Given task: Transcribe each line of the records below exactly, excluding any embedded images.

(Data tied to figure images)
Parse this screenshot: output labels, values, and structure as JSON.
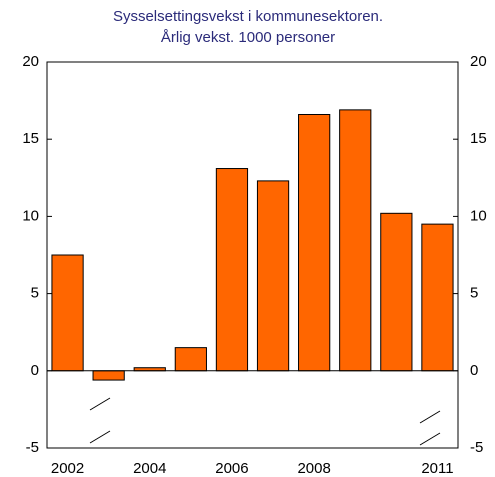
{
  "chart_data": {
    "type": "bar",
    "title": [
      "Sysselsettingsvekst i kommunesektoren.",
      "Årlig vekst. 1000 personer"
    ],
    "categories": [
      "2002",
      null,
      "2004",
      null,
      "2006",
      null,
      "2008",
      null,
      null,
      "2011"
    ],
    "values": [
      7.5,
      -0.6,
      0.2,
      1.5,
      13.1,
      12.3,
      16.6,
      16.9,
      10.2,
      9.5
    ],
    "color": "#ff6600",
    "ylim": [
      -5,
      20
    ],
    "yticks": [
      -5,
      0,
      5,
      10,
      15,
      20
    ],
    "y2lim": [
      -5,
      20
    ],
    "y2ticks": [
      -5,
      0,
      5,
      10,
      15,
      20
    ],
    "grid": false
  }
}
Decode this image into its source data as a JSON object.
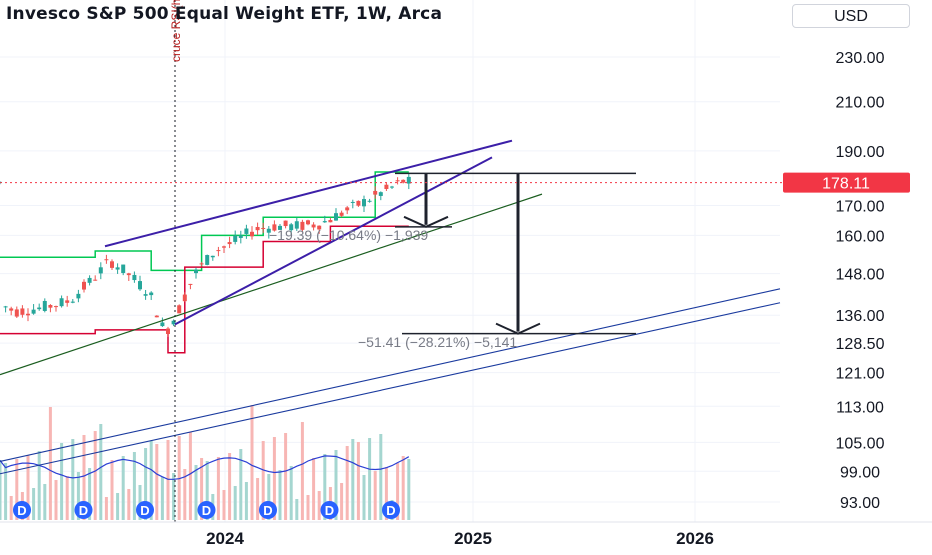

Problem solution:
Parse this screenshot: output labels, values, and structure as JSON.
{
  "chart_data": {
    "type": "bar",
    "title": [
      "Sysselsettingsvekst i kommunesektoren.",
      "Årlig vekst. 1000 personer"
    ],
    "categories": [
      "2002",
      null,
      "2004",
      null,
      "2006",
      null,
      "2008",
      null,
      null,
      "2011"
    ],
    "values": [
      7.5,
      -0.6,
      0.2,
      1.5,
      13.1,
      12.3,
      16.6,
      16.9,
      10.2,
      9.5
    ],
    "color": "#ff6600",
    "ylim": [
      -5,
      20
    ],
    "yticks": [
      -5,
      0,
      5,
      10,
      15,
      20
    ],
    "y2lim": [
      -5,
      20
    ],
    "y2ticks": [
      -5,
      0,
      5,
      10,
      15,
      20
    ],
    "grid": false
  }
}
Decode this image into its source data as a JSON object.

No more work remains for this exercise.